_Directive_. Wherever the string "краски" occurs in a line of these records, report that line.
_ _ _ _ _
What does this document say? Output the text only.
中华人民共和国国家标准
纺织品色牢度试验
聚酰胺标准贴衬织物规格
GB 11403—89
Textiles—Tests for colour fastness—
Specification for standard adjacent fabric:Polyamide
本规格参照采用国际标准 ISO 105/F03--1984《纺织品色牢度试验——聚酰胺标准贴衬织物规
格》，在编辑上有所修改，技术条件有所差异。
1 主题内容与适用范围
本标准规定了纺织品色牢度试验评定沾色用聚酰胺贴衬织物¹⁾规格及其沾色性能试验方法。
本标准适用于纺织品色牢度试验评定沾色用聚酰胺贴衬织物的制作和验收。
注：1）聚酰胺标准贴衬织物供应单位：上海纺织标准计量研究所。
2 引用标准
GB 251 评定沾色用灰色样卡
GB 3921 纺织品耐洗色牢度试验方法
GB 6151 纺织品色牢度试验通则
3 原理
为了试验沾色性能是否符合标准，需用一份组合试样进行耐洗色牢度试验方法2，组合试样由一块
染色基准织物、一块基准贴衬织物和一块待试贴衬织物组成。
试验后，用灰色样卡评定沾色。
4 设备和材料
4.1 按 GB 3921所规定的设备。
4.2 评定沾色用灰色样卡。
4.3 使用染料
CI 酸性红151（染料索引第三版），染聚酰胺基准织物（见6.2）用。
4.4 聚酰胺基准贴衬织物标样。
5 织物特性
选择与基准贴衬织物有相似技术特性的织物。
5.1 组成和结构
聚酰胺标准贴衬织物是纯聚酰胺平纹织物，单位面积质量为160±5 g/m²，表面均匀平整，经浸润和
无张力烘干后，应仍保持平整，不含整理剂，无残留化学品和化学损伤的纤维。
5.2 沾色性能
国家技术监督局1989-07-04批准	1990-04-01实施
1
_ _ _ _ _
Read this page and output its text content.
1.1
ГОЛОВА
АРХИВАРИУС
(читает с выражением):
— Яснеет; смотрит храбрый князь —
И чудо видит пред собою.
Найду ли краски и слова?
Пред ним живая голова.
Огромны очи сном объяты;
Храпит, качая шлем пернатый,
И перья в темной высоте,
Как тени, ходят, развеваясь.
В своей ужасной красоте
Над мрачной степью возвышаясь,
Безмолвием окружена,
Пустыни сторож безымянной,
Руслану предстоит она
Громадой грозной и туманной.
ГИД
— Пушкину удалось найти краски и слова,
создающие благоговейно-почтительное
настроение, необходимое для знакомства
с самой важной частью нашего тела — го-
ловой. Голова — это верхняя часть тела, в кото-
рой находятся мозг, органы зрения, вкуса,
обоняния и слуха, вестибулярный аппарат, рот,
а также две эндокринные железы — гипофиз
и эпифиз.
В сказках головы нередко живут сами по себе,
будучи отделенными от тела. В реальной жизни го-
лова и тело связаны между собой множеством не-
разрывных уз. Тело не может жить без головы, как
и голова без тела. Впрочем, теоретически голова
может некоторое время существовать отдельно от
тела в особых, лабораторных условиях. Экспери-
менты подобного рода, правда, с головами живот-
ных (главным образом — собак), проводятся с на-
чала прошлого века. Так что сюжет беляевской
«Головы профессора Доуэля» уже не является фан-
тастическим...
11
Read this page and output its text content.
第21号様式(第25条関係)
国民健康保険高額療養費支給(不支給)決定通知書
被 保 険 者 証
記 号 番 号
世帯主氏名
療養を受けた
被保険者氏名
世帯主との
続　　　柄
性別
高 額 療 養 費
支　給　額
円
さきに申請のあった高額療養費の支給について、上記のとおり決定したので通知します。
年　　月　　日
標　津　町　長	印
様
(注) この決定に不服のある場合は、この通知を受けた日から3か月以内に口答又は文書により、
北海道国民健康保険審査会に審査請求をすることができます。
_ _ _ _ _
_Output_.
Найду ли краски и слова?
— Пушкину удалось найти краски и слова,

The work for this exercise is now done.